# [What is being asked]
In the listing that follows, how many lines contain the string "Patient"? Provide only the number.

(Collected data)
====================

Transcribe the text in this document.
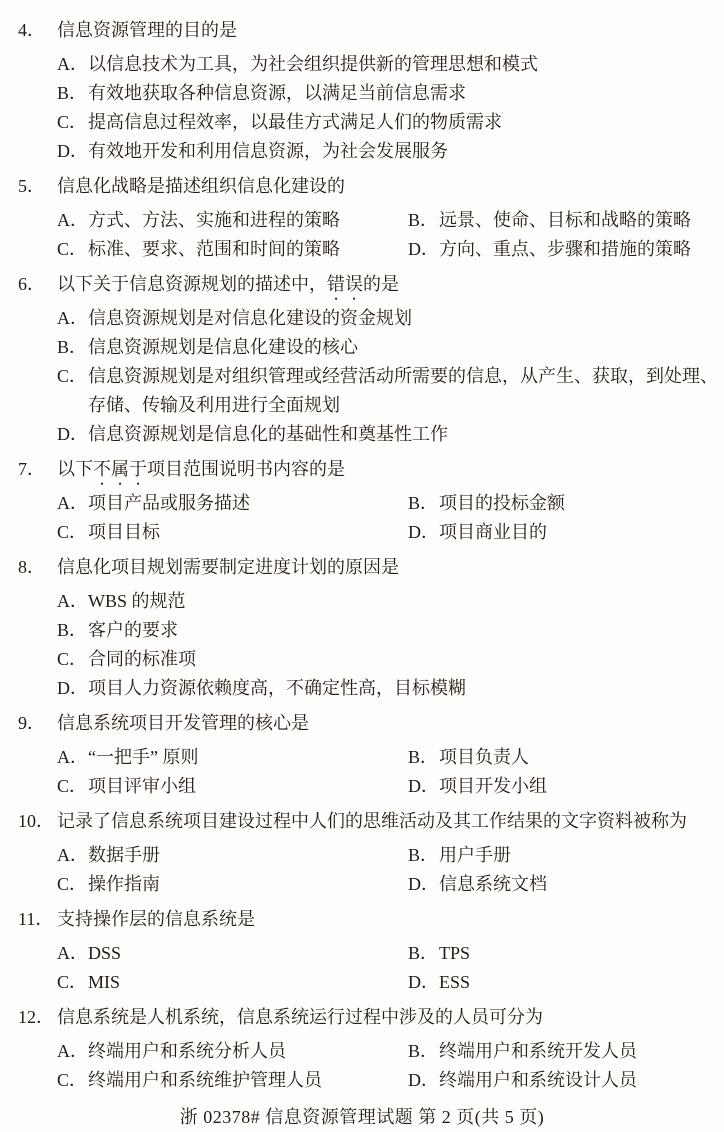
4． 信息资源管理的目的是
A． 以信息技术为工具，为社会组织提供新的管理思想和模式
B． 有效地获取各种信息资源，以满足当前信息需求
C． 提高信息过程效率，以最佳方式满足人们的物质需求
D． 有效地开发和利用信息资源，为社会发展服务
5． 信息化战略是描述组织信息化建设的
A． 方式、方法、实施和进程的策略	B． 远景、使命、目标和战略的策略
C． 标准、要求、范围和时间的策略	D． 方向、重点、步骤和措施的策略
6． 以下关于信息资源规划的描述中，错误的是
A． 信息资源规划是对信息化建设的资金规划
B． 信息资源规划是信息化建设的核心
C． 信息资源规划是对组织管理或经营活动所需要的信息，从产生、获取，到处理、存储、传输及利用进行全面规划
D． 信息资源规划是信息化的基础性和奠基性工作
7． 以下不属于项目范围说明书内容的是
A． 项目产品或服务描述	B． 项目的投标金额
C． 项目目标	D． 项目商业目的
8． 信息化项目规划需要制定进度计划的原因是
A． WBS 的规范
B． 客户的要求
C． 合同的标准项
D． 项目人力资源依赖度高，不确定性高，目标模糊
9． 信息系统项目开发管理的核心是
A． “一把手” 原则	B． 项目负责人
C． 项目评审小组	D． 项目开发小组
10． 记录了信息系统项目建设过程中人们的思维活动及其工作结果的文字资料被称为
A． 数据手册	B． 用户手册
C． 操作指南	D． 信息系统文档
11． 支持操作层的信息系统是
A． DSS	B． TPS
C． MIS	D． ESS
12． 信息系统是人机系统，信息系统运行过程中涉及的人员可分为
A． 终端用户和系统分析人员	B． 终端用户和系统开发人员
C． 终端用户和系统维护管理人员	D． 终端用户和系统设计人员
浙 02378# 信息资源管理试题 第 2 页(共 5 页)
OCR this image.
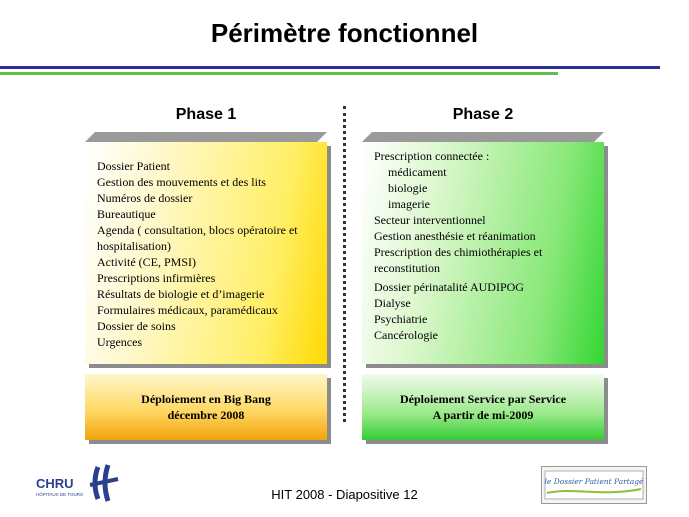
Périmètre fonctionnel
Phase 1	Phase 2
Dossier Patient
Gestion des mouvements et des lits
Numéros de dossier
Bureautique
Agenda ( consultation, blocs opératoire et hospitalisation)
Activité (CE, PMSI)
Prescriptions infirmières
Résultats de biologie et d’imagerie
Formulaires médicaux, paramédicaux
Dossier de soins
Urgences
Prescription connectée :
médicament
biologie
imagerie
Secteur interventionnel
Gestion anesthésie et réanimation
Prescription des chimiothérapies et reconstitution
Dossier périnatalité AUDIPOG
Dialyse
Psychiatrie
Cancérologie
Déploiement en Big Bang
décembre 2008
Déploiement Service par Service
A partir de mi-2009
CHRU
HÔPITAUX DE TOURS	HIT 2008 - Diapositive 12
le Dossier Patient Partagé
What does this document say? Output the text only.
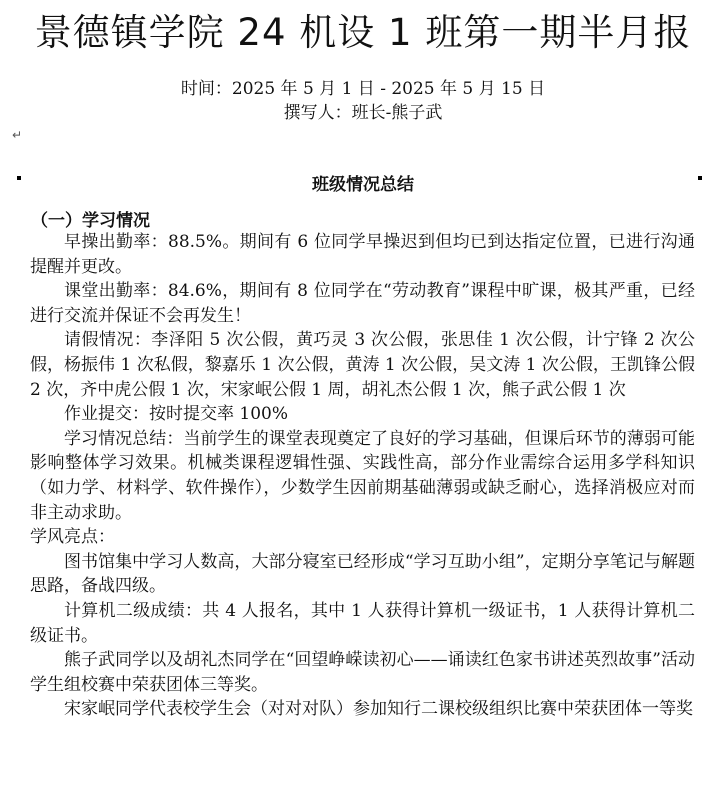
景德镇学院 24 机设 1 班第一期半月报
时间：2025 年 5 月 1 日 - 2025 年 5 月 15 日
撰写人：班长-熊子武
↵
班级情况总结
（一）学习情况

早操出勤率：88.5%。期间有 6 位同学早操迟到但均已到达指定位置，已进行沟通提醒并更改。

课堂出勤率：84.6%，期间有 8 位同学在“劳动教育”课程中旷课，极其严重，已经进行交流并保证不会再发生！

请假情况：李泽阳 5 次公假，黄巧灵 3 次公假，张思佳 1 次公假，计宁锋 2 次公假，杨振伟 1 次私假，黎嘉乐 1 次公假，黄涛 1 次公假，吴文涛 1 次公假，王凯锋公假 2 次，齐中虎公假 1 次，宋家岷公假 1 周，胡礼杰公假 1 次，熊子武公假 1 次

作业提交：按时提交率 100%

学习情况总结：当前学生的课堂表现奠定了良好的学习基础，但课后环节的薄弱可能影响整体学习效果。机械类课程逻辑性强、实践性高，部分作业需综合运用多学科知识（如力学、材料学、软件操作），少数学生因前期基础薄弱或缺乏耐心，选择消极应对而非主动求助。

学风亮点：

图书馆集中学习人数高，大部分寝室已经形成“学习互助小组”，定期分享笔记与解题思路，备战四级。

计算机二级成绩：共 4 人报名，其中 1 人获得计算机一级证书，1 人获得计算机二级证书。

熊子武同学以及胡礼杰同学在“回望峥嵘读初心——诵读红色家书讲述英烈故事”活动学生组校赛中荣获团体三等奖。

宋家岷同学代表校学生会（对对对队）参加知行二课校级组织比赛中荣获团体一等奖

====================

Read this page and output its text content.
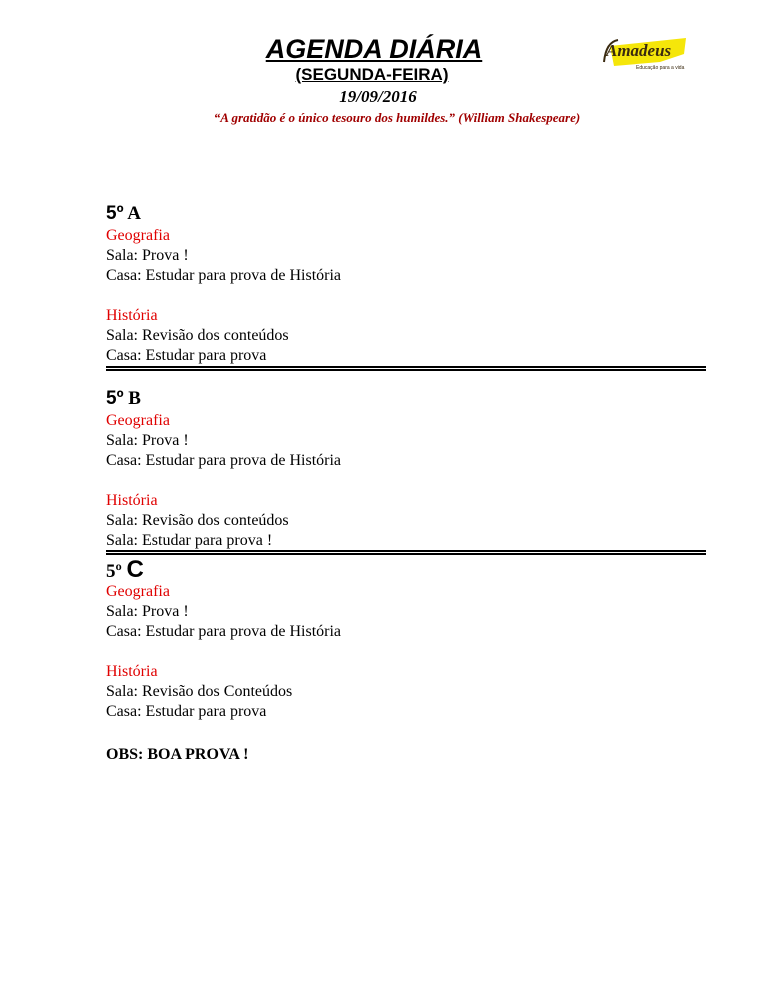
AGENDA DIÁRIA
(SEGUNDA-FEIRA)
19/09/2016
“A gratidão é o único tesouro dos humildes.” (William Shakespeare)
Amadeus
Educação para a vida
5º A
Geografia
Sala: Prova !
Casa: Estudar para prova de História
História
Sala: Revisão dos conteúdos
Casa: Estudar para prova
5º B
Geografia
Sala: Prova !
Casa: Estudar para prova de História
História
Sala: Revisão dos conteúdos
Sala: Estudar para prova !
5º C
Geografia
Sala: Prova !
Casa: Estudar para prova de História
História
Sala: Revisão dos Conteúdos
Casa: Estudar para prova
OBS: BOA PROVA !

====================

# [Complete response]
2